Dataset records:
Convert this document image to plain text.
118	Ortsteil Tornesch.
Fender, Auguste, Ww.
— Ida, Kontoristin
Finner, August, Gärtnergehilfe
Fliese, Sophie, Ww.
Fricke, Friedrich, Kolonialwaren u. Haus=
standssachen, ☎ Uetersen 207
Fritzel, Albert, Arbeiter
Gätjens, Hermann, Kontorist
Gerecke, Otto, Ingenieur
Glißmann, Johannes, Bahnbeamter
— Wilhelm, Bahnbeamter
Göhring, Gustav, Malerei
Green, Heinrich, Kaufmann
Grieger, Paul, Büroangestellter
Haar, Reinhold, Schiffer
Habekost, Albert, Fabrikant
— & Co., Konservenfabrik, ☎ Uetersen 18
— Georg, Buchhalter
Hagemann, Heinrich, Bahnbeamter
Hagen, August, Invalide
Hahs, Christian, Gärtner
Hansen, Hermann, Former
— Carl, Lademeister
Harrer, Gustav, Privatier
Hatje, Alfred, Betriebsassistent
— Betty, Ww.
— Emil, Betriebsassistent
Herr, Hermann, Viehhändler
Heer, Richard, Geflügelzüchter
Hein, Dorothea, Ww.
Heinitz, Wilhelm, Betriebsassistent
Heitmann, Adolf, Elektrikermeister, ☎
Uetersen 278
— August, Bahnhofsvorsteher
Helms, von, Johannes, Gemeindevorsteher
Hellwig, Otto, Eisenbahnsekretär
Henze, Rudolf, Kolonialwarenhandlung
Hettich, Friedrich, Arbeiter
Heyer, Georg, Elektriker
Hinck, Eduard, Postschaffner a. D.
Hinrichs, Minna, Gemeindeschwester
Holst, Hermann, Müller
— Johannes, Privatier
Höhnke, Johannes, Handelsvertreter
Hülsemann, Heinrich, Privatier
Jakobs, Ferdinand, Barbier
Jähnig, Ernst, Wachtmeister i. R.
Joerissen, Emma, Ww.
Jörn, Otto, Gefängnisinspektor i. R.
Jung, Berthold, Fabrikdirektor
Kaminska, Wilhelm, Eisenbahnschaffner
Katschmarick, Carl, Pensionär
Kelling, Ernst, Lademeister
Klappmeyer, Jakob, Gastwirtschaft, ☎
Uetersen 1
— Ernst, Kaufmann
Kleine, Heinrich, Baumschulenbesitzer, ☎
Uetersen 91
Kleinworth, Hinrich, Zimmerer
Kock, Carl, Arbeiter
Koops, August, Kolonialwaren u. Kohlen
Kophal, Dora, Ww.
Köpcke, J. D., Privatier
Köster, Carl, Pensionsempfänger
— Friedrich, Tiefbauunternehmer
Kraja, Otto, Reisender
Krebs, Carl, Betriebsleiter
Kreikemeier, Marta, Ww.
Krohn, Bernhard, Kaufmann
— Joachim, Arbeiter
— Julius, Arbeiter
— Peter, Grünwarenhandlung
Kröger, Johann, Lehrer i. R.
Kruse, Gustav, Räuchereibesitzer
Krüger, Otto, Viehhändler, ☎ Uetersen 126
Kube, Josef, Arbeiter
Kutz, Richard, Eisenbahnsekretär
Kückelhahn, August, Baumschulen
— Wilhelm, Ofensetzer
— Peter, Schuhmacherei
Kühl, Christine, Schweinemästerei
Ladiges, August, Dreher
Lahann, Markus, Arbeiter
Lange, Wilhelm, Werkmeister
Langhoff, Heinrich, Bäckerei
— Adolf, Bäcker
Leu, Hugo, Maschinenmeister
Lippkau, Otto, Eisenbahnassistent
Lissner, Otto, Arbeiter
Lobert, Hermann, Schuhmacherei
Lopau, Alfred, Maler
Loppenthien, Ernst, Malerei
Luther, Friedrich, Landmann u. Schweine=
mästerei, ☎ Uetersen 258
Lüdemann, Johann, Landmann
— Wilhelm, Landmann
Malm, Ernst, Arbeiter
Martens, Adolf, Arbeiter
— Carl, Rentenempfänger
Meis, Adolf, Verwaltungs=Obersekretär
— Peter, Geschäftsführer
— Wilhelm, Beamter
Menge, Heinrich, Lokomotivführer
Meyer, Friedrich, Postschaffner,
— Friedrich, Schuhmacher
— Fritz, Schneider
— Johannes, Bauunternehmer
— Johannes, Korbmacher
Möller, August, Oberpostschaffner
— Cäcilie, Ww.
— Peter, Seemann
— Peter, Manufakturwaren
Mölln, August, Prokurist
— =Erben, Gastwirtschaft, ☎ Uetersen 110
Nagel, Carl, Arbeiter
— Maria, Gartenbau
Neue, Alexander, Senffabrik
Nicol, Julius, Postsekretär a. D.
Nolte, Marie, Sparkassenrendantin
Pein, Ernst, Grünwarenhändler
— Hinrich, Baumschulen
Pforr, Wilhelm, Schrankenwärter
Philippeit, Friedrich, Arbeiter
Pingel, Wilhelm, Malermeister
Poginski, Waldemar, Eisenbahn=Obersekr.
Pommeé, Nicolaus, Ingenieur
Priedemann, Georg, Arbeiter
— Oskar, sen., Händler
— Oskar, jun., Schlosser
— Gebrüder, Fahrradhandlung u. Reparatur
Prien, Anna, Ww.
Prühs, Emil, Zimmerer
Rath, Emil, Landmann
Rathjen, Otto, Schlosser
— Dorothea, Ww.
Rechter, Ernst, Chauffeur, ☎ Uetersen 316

■ Written request:
Copy each line containing the word "Lademeister" from the data.

■ In response:
— Carl, Lademeister
Kelling, Ernst, Lademeister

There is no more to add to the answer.